Can you set down every one of the following items again, word for word and line for line, with nothing changed?

# Start of Entries supplied

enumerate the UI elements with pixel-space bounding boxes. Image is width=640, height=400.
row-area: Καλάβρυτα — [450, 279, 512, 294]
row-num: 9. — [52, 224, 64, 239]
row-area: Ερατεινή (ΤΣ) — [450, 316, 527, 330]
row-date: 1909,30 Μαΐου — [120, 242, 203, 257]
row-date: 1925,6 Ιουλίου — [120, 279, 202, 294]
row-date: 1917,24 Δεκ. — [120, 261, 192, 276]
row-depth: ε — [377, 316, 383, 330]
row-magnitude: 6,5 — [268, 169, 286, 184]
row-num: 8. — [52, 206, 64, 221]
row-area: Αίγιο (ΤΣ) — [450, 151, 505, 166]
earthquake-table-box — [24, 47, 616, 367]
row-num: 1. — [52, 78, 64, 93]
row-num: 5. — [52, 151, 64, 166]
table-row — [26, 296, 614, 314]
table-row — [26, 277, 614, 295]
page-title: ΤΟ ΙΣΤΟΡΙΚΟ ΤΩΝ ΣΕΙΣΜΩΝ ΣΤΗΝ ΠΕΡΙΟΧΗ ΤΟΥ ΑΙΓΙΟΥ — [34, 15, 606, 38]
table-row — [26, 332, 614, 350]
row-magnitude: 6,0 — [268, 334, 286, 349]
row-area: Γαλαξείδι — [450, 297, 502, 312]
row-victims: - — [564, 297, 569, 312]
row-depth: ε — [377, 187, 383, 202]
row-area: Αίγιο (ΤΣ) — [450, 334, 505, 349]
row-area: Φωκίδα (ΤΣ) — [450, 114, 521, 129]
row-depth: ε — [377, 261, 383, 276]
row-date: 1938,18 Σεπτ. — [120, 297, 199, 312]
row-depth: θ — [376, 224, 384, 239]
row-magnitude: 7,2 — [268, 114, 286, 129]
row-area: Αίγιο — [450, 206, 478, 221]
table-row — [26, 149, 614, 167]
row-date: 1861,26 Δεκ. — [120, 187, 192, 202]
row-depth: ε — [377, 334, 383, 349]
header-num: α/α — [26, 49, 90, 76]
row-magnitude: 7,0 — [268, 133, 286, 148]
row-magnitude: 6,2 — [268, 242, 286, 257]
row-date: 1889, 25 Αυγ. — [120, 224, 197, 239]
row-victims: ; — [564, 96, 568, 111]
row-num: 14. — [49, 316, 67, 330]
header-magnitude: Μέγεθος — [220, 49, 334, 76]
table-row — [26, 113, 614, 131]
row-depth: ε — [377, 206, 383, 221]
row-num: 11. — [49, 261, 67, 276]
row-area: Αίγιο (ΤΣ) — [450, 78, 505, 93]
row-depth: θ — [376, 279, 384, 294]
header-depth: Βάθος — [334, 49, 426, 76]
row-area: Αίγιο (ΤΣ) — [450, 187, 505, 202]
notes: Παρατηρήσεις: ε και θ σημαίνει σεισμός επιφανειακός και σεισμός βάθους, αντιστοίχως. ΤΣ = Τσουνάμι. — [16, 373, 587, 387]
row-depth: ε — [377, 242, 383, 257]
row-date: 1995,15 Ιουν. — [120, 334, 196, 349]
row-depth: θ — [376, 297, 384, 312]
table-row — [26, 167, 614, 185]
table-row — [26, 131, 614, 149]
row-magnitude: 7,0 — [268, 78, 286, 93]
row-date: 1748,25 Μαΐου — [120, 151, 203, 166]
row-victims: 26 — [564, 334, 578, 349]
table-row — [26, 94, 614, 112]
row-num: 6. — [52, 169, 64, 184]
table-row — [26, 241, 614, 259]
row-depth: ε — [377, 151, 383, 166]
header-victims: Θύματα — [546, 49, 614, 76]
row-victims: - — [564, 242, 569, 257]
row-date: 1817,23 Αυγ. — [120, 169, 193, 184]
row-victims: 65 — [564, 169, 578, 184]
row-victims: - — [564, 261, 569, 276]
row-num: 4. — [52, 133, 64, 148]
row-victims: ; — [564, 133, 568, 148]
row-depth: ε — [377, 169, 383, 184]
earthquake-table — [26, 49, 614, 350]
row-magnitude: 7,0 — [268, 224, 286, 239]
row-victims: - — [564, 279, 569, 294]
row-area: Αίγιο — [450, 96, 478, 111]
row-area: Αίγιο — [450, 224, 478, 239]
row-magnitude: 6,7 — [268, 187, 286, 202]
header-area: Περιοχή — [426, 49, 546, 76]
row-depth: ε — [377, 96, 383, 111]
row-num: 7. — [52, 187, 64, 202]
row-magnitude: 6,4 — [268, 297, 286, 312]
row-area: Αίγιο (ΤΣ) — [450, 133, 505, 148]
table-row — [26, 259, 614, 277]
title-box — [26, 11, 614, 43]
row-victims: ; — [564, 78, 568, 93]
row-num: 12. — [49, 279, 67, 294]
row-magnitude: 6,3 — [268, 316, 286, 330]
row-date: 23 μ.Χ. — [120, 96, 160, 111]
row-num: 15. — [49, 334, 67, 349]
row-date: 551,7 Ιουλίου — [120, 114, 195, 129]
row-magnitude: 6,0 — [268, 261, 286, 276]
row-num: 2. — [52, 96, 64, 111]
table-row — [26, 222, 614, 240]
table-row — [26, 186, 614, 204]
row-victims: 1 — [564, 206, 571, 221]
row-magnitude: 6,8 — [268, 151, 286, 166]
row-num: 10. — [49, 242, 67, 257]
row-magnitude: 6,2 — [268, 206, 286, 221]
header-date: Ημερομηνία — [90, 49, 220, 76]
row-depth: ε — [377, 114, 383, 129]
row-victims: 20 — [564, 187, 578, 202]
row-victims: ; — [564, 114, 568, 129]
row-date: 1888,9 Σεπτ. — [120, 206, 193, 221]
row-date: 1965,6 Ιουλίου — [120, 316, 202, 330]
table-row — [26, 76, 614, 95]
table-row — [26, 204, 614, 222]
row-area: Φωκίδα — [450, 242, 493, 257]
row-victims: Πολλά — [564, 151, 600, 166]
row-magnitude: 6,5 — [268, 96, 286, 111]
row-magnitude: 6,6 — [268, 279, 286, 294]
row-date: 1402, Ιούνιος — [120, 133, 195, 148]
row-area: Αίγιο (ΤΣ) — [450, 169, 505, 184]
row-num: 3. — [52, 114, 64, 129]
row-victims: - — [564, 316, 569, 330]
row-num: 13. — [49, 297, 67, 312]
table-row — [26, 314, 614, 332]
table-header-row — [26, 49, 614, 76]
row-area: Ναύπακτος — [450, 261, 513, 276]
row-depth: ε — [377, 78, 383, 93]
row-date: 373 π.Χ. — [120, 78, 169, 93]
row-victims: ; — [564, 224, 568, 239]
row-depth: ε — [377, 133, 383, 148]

# End of Entries supplied

Correct output:
enumerate the UI elements with pixel-space bounding boxes. Image is width=640, height=400.
row-area: Καλάβρυτα — [450, 279, 512, 294]
row-num: 9. — [52, 224, 64, 239]
row-area: Ερατεινή (ΤΣ) — [450, 316, 527, 330]
row-date: 1909,30 Μαΐου — [120, 242, 203, 257]
row-date: 1925,6 Ιουλίου — [120, 279, 202, 294]
row-date: 1917,24 Δεκ. — [120, 261, 192, 276]
row-depth: ε — [377, 316, 383, 330]
row-magnitude: 6,5 — [268, 169, 286, 184]
row-num: 8. — [52, 206, 64, 221]
row-area: Αίγιο (ΤΣ) — [450, 151, 505, 166]
earthquake-table-box — [24, 47, 616, 367]
row-num: 1. — [52, 78, 64, 93]
row-num: 5. — [52, 151, 64, 166]
table-row — [26, 296, 614, 314]
table-row — [26, 277, 614, 295]
page-title: ΤΟ ΙΣΤΟΡΙΚΟ ΤΩΝ ΣΕΙΣΜΩΝ ΣΤΗΝ ΠΕΡΙΟΧΗ ΤΟΥ ΑΙΓΙΟΥ — [34, 15, 606, 38]
table-row — [26, 332, 614, 350]
row-magnitude: 6,0 — [268, 334, 286, 349]
row-area: Γαλαξείδι — [450, 297, 502, 312]
row-victims: - — [564, 297, 569, 312]
row-depth: ε — [377, 187, 383, 202]
row-area: Αίγιο (ΤΣ) — [450, 334, 505, 349]
row-area: Φωκίδα (ΤΣ) — [450, 114, 521, 129]
row-depth: ε — [377, 261, 383, 276]
row-date: 1938,18 Σεπτ. — [120, 297, 199, 312]
row-depth: θ — [376, 224, 384, 239]
row-magnitude: 7,2 — [268, 114, 286, 129]
row-area: Αίγιο — [450, 206, 478, 221]
table-row — [26, 149, 614, 167]
row-date: 1861,26 Δεκ. — [120, 187, 192, 202]
row-depth: ε — [377, 334, 383, 349]
header-num: α/α — [26, 49, 90, 76]
row-magnitude: 7,0 — [268, 133, 286, 148]
row-magnitude: 6,2 — [268, 242, 286, 257]
row-date: 1889, 25 Αυγ. — [120, 224, 197, 239]
row-victims: ; — [564, 96, 568, 111]
row-num: 14. — [49, 316, 67, 330]
header-magnitude: Μέγεθος — [220, 49, 334, 76]
table-row — [26, 113, 614, 131]
row-depth: ε — [377, 206, 383, 221]
row-num: 11. — [49, 261, 67, 276]
row-area: Αίγιο (ΤΣ) — [450, 78, 505, 93]
row-depth: θ — [376, 279, 384, 294]
header-depth: Βάθος — [334, 49, 426, 76]
row-area: Αίγιο (ΤΣ) — [450, 187, 505, 202]
notes: Παρατηρήσεις: ε και θ σημαίνει σεισμός επιφανειακός και σεισμός βάθους, αντιστοίχως. ΤΣ = Τσουνάμι. — [16, 373, 587, 387]
row-depth: ε — [377, 242, 383, 257]
row-date: 1995,15 Ιουν. — [120, 334, 196, 349]
row-depth: θ — [376, 297, 384, 312]
table-row — [26, 167, 614, 185]
table-row — [26, 131, 614, 149]
row-magnitude: 7,0 — [268, 78, 286, 93]
row-date: 1748,25 Μαΐου — [120, 151, 203, 166]
row-victims: 26 — [564, 334, 578, 349]
table-row — [26, 94, 614, 112]
row-num: 6. — [52, 169, 64, 184]
table-row — [26, 241, 614, 259]
row-depth: ε — [377, 151, 383, 166]
header-victims: Θύματα — [546, 49, 614, 76]
row-victims: - — [564, 242, 569, 257]
row-date: 1817,23 Αυγ. — [120, 169, 193, 184]
row-victims: 65 — [564, 169, 578, 184]
row-victims: - — [564, 261, 569, 276]
row-num: 4. — [52, 133, 64, 148]
row-victims: ; — [564, 133, 568, 148]
row-depth: ε — [377, 169, 383, 184]
earthquake-table — [26, 49, 614, 350]
row-magnitude: 7,0 — [268, 224, 286, 239]
row-victims: - — [564, 279, 569, 294]
row-area: Αίγιο — [450, 96, 478, 111]
row-area: Αίγιο — [450, 224, 478, 239]
row-magnitude: 6,7 — [268, 187, 286, 202]
header-area: Περιοχή — [426, 49, 546, 76]
row-depth: ε — [377, 96, 383, 111]
row-num: 7. — [52, 187, 64, 202]
row-magnitude: 6,4 — [268, 297, 286, 312]
row-area: Αίγιο (ΤΣ) — [450, 133, 505, 148]
table-row — [26, 259, 614, 277]
title-box — [26, 11, 614, 43]
row-victims: ; — [564, 78, 568, 93]
row-num: 12. — [49, 279, 67, 294]
row-magnitude: 6,3 — [268, 316, 286, 330]
row-date: 23 μ.Χ. — [120, 96, 160, 111]
row-num: 15. — [49, 334, 67, 349]
row-date: 551,7 Ιουλίου — [120, 114, 195, 129]
row-magnitude: 6,0 — [268, 261, 286, 276]
row-num: 2. — [52, 96, 64, 111]
table-row — [26, 222, 614, 240]
table-row — [26, 186, 614, 204]
row-victims: 1 — [564, 206, 571, 221]
row-magnitude: 6,8 — [268, 151, 286, 166]
row-num: 10. — [49, 242, 67, 257]
row-magnitude: 6,2 — [268, 206, 286, 221]
header-date: Ημερομηνία — [90, 49, 220, 76]
row-depth: ε — [377, 114, 383, 129]
row-victims: 20 — [564, 187, 578, 202]
row-victims: ; — [564, 114, 568, 129]
row-date: 1888,9 Σεπτ. — [120, 206, 193, 221]
row-date: 1965,6 Ιουλίου — [120, 316, 202, 330]
table-row — [26, 76, 614, 95]
table-row — [26, 204, 614, 222]
row-area: Φωκίδα — [450, 242, 493, 257]
row-victims: Πολλά — [564, 151, 600, 166]
row-magnitude: 6,5 — [268, 96, 286, 111]
row-magnitude: 6,6 — [268, 279, 286, 294]
row-date: 1402, Ιούνιος — [120, 133, 195, 148]
row-area: Αίγιο (ΤΣ) — [450, 169, 505, 184]
row-num: 3. — [52, 114, 64, 129]
row-victims: - — [564, 316, 569, 330]
row-num: 13. — [49, 297, 67, 312]
table-row — [26, 314, 614, 332]
table-header-row — [26, 49, 614, 76]
row-area: Ναύπακτος — [450, 261, 513, 276]
row-depth: ε — [377, 78, 383, 93]
row-date: 373 π.Χ. — [120, 78, 169, 93]
row-victims: ; — [564, 224, 568, 239]
row-depth: ε — [377, 133, 383, 148]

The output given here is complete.